It Pays to Go out in the Street Witnessing to Lost Souls

 Here are just three of the many testimonies of those who were saved during our recent San Francisco outreach. These converts left that city and are now surrounded by Christians in a godly environment. Some are going through our Teen Challenge program in various centers throughout the United States. Please read their testimonies - study their pictures - and pray much for their continued growth in Christ.

Billie Burnette
[Billie is the young lady Mrs. Wilkerson won to Christ. She was once belligerent and hardened to the Gospel. Today, Billie is living with Christian friends - preparing to enter school to finish her education.]

 She writes: "I thank the Lord for pulling me out of the horrible life I was living - the gay scene of San Francisco. I searched everywhere for love; I longed to be loved and needed. My heart was so full of love to give, but I could never find a way to release my heart from its prison. I felt unloved and unneeded. I was always hurting when I was on the streets. There was never any true love.

* The tasks
**a)** In the San Francisco outreach testimony, who won Billie Burnette to Christ?
**b)** Write what comes next in Billie Burnette's testimony from the San Francisco outreach text, picking up right after its final sentence.

* Information shown
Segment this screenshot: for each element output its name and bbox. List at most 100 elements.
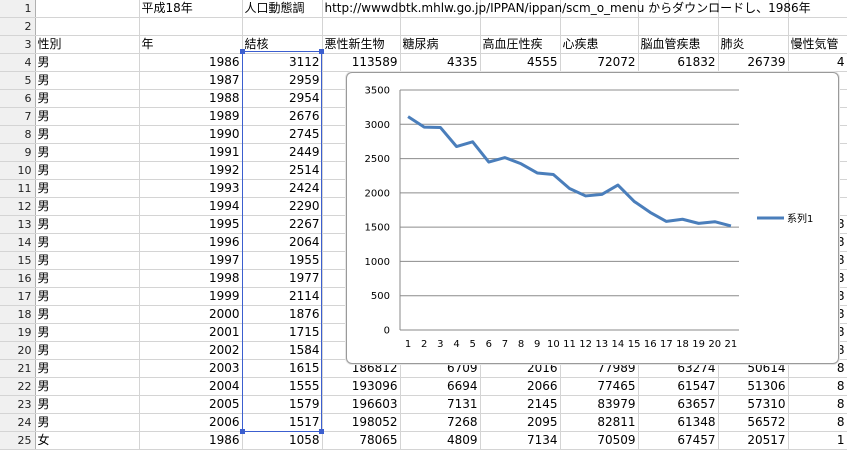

* Responses for each task
**a)** Mrs. Wilkerson

**b)**
"I tried so hard to change. I wanted so much to know God and to love Him. But I always felt so unworthy, and I became afraid that God could never forgive me or love me, in spite of all my sins. I tried so many human ways to show God I loved Him, but fear would overpower me, and I'd only feel worse. I know now that all the while God really did want to love me and change me into a worthy child of His.

"When Mrs. Wilkerson and all the World Challenge people came to our streets, they showed me a God who really seemed to understand my deepest needs. So I discovered He wanted me to quit struggling and stop trying to please Him in my own puny way. He wanted only my faith to set me free – faith in what He did at Calvary.

I have found the pure love I've been looking for. I am so thankful God sent someone down into the Tenderloin to find me. He didn't have to do that – but He did - and how grateful I am.

"Now I want to give Him all my life. After all He has done for me, that isn't too much. I need the prayers of brothers and sisters in Christ."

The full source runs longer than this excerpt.